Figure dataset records
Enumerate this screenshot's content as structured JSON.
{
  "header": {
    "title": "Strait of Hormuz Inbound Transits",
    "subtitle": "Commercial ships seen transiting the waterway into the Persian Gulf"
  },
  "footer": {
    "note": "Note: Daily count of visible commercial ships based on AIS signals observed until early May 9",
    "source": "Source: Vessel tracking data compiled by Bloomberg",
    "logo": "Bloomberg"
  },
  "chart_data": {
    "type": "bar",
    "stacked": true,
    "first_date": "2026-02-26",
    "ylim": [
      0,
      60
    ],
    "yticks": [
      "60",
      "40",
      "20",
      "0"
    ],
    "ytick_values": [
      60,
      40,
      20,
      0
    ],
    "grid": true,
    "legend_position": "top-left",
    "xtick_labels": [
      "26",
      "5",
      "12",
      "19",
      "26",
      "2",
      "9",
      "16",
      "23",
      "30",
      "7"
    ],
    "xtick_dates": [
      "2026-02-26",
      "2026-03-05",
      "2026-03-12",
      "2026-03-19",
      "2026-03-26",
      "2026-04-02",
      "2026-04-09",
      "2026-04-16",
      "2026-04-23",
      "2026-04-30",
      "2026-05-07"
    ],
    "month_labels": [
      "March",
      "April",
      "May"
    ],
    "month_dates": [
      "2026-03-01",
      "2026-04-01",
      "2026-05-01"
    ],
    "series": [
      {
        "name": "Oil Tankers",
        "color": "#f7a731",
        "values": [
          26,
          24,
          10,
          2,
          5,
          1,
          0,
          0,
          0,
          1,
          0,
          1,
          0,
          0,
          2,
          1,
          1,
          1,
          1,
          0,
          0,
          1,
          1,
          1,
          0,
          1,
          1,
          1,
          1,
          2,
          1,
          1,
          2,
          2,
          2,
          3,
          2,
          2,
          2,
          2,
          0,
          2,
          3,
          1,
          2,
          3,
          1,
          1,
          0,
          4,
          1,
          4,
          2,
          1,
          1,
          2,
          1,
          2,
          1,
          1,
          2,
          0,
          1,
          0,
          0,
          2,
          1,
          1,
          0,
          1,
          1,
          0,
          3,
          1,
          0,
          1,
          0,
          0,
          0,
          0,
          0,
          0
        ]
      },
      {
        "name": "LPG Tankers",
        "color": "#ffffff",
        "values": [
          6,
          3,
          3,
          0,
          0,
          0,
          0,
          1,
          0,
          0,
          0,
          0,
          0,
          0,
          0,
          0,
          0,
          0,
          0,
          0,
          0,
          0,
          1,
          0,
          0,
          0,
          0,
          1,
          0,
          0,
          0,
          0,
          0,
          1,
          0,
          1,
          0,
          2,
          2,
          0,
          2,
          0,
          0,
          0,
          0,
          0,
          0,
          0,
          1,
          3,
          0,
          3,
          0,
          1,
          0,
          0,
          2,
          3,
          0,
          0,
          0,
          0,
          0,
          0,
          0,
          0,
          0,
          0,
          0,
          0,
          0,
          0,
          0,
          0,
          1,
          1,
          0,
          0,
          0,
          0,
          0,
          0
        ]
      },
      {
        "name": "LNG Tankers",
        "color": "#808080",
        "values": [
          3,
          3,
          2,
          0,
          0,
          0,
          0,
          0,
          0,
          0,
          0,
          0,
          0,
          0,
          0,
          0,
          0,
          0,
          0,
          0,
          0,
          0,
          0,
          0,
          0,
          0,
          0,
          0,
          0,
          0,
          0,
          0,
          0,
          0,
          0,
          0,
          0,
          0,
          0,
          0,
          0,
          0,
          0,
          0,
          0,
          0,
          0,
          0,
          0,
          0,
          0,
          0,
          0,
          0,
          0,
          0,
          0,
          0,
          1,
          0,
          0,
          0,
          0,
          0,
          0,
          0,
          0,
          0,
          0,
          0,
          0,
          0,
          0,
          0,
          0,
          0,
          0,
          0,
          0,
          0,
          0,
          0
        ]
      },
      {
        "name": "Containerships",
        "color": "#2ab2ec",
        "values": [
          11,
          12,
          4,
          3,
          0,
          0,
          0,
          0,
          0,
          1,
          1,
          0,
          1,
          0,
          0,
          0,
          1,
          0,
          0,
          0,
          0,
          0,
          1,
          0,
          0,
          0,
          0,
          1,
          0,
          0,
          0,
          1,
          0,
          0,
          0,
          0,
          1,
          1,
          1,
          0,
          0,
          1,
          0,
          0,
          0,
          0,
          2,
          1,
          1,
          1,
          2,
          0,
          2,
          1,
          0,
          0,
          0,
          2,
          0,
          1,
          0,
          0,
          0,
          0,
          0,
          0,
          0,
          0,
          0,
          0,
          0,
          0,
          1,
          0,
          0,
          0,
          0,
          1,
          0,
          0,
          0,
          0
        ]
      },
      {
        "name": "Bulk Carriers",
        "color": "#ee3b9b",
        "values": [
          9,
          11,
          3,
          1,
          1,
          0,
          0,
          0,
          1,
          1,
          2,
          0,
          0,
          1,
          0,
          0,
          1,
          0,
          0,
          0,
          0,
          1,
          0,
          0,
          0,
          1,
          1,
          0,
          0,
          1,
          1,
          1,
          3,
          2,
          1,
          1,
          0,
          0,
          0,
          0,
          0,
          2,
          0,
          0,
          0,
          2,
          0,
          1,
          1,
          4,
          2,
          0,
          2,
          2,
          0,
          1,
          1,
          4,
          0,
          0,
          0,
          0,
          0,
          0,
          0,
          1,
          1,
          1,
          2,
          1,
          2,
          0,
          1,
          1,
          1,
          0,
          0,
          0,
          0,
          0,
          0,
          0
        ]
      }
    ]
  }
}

=== TASK BRIEF ===
Every record shown above must be echoed exactly.

=== RESPONSE TO THIS TASK ===
Enumerate this screenshot's content as structured JSON.
{
  "header": {
    "title": "Strait of Hormuz Inbound Transits",
    "subtitle": "Commercial ships seen transiting the waterway into the Persian Gulf"
  },
  "footer": {
    "note": "Note: Daily count of visible commercial ships based on AIS signals observed until early May 9",
    "source": "Source: Vessel tracking data compiled by Bloomberg",
    "logo": "Bloomberg"
  },
  "chart_data": {
    "type": "bar",
    "stacked": true,
    "first_date": "2026-02-26",
    "ylim": [
      0,
      60
    ],
    "yticks": [
      "60",
      "40",
      "20",
      "0"
    ],
    "ytick_values": [
      60,
      40,
      20,
      0
    ],
    "grid": true,
    "legend_position": "top-left",
    "xtick_labels": [
      "26",
      "5",
      "12",
      "19",
      "26",
      "2",
      "9",
      "16",
      "23",
      "30",
      "7"
    ],
    "xtick_dates": [
      "2026-02-26",
      "2026-03-05",
      "2026-03-12",
      "2026-03-19",
      "2026-03-26",
      "2026-04-02",
      "2026-04-09",
      "2026-04-16",
      "2026-04-23",
      "2026-04-30",
      "2026-05-07"
    ],
    "month_labels": [
      "March",
      "April",
      "May"
    ],
    "month_dates": [
      "2026-03-01",
      "2026-04-01",
      "2026-05-01"
    ],
    "series": [
      {
        "name": "Oil Tankers",
        "color": "#f7a731",
        "values": [
          26,
          24,
          10,
          2,
          5,
          1,
          0,
          0,
          0,
          1,
          0,
          1,
          0,
          0,
          2,
          1,
          1,
          1,
          1,
          0,
          0,
          1,
          1,
          1,
          0,
          1,
          1,
          1,
          1,
          2,
          1,
          1,
          2,
          2,
          2,
          3,
          2,
          2,
          2,
          2,
          0,
          2,
          3,
          1,
          2,
          3,
          1,
          1,
          0,
          4,
          1,
          4,
          2,
          1,
          1,
          2,
          1,
          2,
          1,
          1,
          2,
          0,
          1,
          0,
          0,
          2,
          1,
          1,
          0,
          1,
          1,
          0,
          3,
          1,
          0,
          1,
          0,
          0,
          0,
          0,
          0,
          0
        ]
      },
      {
        "name": "LPG Tankers",
        "color": "#ffffff",
        "values": [
          6,
          3,
          3,
          0,
          0,
          0,
          0,
          1,
          0,
          0,
          0,
          0,
          0,
          0,
          0,
          0,
          0,
          0,
          0,
          0,
          0,
          0,
          1,
          0,
          0,
          0,
          0,
          1,
          0,
          0,
          0,
          0,
          0,
          1,
          0,
          1,
          0,
          2,
          2,
          0,
          2,
          0,
          0,
          0,
          0,
          0,
          0,
          0,
          1,
          3,
          0,
          3,
          0,
          1,
          0,
          0,
          2,
          3,
          0,
          0,
          0,
          0,
          0,
          0,
          0,
          0,
          0,
          0,
          0,
          0,
          0,
          0,
          0,
          0,
          1,
          1,
          0,
          0,
          0,
          0,
          0,
          0
        ]
      },
      {
        "name": "LNG Tankers",
        "color": "#808080",
        "values": [
          3,
          3,
          2,
          0,
          0,
          0,
          0,
          0,
          0,
          0,
          0,
          0,
          0,
          0,
          0,
          0,
          0,
          0,
          0,
          0,
          0,
          0,
          0,
          0,
          0,
          0,
          0,
          0,
          0,
          0,
          0,
          0,
          0,
          0,
          0,
          0,
          0,
          0,
          0,
          0,
          0,
          0,
          0,
          0,
          0,
          0,
          0,
          0,
          0,
          0,
          0,
          0,
          0,
          0,
          0,
          0,
          0,
          0,
          1,
          0,
          0,
          0,
          0,
          0,
          0,
          0,
          0,
          0,
          0,
          0,
          0,
          0,
          0,
          0,
          0,
          0,
          0,
          0,
          0,
          0,
          0,
          0
        ]
      },
      {
        "name": "Containerships",
        "color": "#2ab2ec",
        "values": [
          11,
          12,
          4,
          3,
          0,
          0,
          0,
          0,
          0,
          1,
          1,
          0,
          1,
          0,
          0,
          0,
          1,
          0,
          0,
          0,
          0,
          0,
          1,
          0,
          0,
          0,
          0,
          1,
          0,
          0,
          0,
          1,
          0,
          0,
          0,
          0,
          1,
          1,
          1,
          0,
          0,
          1,
          0,
          0,
          0,
          0,
          2,
          1,
          1,
          1,
          2,
          0,
          2,
          1,
          0,
          0,
          0,
          2,
          0,
          1,
          0,
          0,
          0,
          0,
          0,
          0,
          0,
          0,
          0,
          0,
          0,
          0,
          1,
          0,
          0,
          0,
          0,
          1,
          0,
          0,
          0,
          0
        ]
      },
      {
        "name": "Bulk Carriers",
        "color": "#ee3b9b",
        "values": [
          9,
          11,
          3,
          1,
          1,
          0,
          0,
          0,
          1,
          1,
          2,
          0,
          0,
          1,
          0,
          0,
          1,
          0,
          0,
          0,
          0,
          1,
          0,
          0,
          0,
          1,
          1,
          0,
          0,
          1,
          1,
          1,
          3,
          2,
          1,
          1,
          0,
          0,
          0,
          0,
          0,
          2,
          0,
          0,
          0,
          2,
          0,
          1,
          1,
          4,
          2,
          0,
          2,
          2,
          0,
          1,
          1,
          4,
          0,
          0,
          0,
          0,
          0,
          0,
          0,
          1,
          1,
          1,
          2,
          1,
          2,
          0,
          1,
          1,
          1,
          0,
          0,
          0,
          0,
          0,
          0,
          0
        ]
      }
    ]
  }
}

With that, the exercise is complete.